Material provided:

........

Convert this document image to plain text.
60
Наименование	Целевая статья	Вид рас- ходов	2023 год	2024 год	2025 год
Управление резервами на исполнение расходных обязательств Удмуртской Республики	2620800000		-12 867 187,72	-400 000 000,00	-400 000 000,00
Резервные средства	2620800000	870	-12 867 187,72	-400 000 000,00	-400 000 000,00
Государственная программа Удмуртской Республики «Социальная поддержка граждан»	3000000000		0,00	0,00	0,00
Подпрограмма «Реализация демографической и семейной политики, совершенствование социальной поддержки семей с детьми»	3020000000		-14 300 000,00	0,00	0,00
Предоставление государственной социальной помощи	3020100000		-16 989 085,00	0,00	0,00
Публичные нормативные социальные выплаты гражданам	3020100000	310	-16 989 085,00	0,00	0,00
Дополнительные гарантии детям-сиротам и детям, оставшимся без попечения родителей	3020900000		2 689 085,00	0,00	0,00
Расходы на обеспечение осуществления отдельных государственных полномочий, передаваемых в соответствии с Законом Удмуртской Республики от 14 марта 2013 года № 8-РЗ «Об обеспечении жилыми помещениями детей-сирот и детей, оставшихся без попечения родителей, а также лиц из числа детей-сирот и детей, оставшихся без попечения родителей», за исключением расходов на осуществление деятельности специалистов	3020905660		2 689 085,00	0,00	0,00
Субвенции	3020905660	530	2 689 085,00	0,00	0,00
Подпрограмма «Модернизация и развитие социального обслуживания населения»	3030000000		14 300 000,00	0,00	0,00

........

Find and copy every line in the entries above where the string "попечения" occurs.

Дополнительные гарантии детям-сиротам и детям, оставшимся без попечения родителей	3020900000		2 689 085,00	0,00	0,00
Расходы на обеспечение осуществления отдельных государственных полномочий, передаваемых в соответствии с Законом Удмуртской Республики от 14 марта 2013 года № 8-РЗ «Об обеспечении жилыми помещениями детей-сирот и детей, оставшихся без попечения родителей, а также лиц из числа детей-сирот и детей, оставшихся без попечения родителей», за исключением расходов на осуществление деятельности специалистов	3020905660		2 689 085,00	0,00	0,00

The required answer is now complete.